_WHAT TO DO:_
Restate the entries below verbatim.
· · ·
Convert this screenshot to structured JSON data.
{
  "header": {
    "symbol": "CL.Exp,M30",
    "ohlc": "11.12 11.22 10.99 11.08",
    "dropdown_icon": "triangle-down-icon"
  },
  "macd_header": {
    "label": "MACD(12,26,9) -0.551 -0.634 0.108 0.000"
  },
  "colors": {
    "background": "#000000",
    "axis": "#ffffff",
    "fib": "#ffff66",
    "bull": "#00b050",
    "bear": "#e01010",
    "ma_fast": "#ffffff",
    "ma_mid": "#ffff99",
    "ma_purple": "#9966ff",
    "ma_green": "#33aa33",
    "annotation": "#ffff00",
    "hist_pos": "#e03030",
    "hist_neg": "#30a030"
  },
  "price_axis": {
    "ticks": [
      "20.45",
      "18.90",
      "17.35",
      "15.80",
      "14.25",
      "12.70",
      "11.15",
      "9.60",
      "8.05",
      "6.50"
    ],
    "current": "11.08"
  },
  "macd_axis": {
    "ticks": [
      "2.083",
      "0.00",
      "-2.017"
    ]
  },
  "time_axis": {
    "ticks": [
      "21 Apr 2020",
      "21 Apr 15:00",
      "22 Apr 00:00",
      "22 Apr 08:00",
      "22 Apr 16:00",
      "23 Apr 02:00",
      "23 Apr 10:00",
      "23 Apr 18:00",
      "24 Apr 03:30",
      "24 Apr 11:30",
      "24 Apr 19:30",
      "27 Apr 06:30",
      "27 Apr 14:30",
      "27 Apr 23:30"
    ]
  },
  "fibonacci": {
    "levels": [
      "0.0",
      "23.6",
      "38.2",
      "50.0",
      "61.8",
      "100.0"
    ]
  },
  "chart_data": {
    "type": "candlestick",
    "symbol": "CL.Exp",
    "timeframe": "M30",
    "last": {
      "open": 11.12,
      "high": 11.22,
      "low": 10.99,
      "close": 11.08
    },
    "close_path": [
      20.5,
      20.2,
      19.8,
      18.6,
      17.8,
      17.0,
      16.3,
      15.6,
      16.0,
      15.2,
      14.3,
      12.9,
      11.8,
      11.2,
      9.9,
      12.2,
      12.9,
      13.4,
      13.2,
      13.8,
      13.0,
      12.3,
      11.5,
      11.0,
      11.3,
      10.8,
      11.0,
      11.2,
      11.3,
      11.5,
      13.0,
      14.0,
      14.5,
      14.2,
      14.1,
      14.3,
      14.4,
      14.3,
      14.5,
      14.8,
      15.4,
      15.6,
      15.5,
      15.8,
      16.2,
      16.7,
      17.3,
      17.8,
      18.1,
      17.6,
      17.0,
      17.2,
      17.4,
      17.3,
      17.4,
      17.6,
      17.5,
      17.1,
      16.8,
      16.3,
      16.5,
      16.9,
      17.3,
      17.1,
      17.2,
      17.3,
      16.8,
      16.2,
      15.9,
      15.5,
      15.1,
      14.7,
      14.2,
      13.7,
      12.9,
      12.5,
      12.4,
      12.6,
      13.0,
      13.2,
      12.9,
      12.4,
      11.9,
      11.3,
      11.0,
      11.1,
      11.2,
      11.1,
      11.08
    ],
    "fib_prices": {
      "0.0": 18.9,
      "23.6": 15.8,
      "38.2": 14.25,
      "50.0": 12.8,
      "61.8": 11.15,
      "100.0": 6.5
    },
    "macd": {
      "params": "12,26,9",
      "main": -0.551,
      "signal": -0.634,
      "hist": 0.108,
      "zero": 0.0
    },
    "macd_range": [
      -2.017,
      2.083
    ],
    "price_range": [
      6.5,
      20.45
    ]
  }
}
· · ·
_EXPECTED ANSWER:_
Convert this screenshot to structured JSON data.
{
  "header": {
    "symbol": "CL.Exp,M30",
    "ohlc": "11.12 11.22 10.99 11.08",
    "dropdown_icon": "triangle-down-icon"
  },
  "macd_header": {
    "label": "MACD(12,26,9) -0.551 -0.634 0.108 0.000"
  },
  "colors": {
    "background": "#000000",
    "axis": "#ffffff",
    "fib": "#ffff66",
    "bull": "#00b050",
    "bear": "#e01010",
    "ma_fast": "#ffffff",
    "ma_mid": "#ffff99",
    "ma_purple": "#9966ff",
    "ma_green": "#33aa33",
    "annotation": "#ffff00",
    "hist_pos": "#e03030",
    "hist_neg": "#30a030"
  },
  "price_axis": {
    "ticks": [
      "20.45",
      "18.90",
      "17.35",
      "15.80",
      "14.25",
      "12.70",
      "11.15",
      "9.60",
      "8.05",
      "6.50"
    ],
    "current": "11.08"
  },
  "macd_axis": {
    "ticks": [
      "2.083",
      "0.00",
      "-2.017"
    ]
  },
  "time_axis": {
    "ticks": [
      "21 Apr 2020",
      "21 Apr 15:00",
      "22 Apr 00:00",
      "22 Apr 08:00",
      "22 Apr 16:00",
      "23 Apr 02:00",
      "23 Apr 10:00",
      "23 Apr 18:00",
      "24 Apr 03:30",
      "24 Apr 11:30",
      "24 Apr 19:30",
      "27 Apr 06:30",
      "27 Apr 14:30",
      "27 Apr 23:30"
    ]
  },
  "fibonacci": {
    "levels": [
      "0.0",
      "23.6",
      "38.2",
      "50.0",
      "61.8",
      "100.0"
    ]
  },
  "chart_data": {
    "type": "candlestick",
    "symbol": "CL.Exp",
    "timeframe": "M30",
    "last": {
      "open": 11.12,
      "high": 11.22,
      "low": 10.99,
      "close": 11.08
    },
    "close_path": [
      20.5,
      20.2,
      19.8,
      18.6,
      17.8,
      17.0,
      16.3,
      15.6,
      16.0,
      15.2,
      14.3,
      12.9,
      11.8,
      11.2,
      9.9,
      12.2,
      12.9,
      13.4,
      13.2,
      13.8,
      13.0,
      12.3,
      11.5,
      11.0,
      11.3,
      10.8,
      11.0,
      11.2,
      11.3,
      11.5,
      13.0,
      14.0,
      14.5,
      14.2,
      14.1,
      14.3,
      14.4,
      14.3,
      14.5,
      14.8,
      15.4,
      15.6,
      15.5,
      15.8,
      16.2,
      16.7,
      17.3,
      17.8,
      18.1,
      17.6,
      17.0,
      17.2,
      17.4,
      17.3,
      17.4,
      17.6,
      17.5,
      17.1,
      16.8,
      16.3,
      16.5,
      16.9,
      17.3,
      17.1,
      17.2,
      17.3,
      16.8,
      16.2,
      15.9,
      15.5,
      15.1,
      14.7,
      14.2,
      13.7,
      12.9,
      12.5,
      12.4,
      12.6,
      13.0,
      13.2,
      12.9,
      12.4,
      11.9,
      11.3,
      11.0,
      11.1,
      11.2,
      11.1,
      11.08
    ],
    "fib_prices": {
      "0.0": 18.9,
      "23.6": 15.8,
      "38.2": 14.25,
      "50.0": 12.8,
      "61.8": 11.15,
      "100.0": 6.5
    },
    "macd": {
      "params": "12,26,9",
      "main": -0.551,
      "signal": -0.634,
      "hist": 0.108,
      "zero": 0.0
    },
    "macd_range": [
      -2.017,
      2.083
    ],
    "price_range": [
      6.5,
      20.45
    ]
  }
}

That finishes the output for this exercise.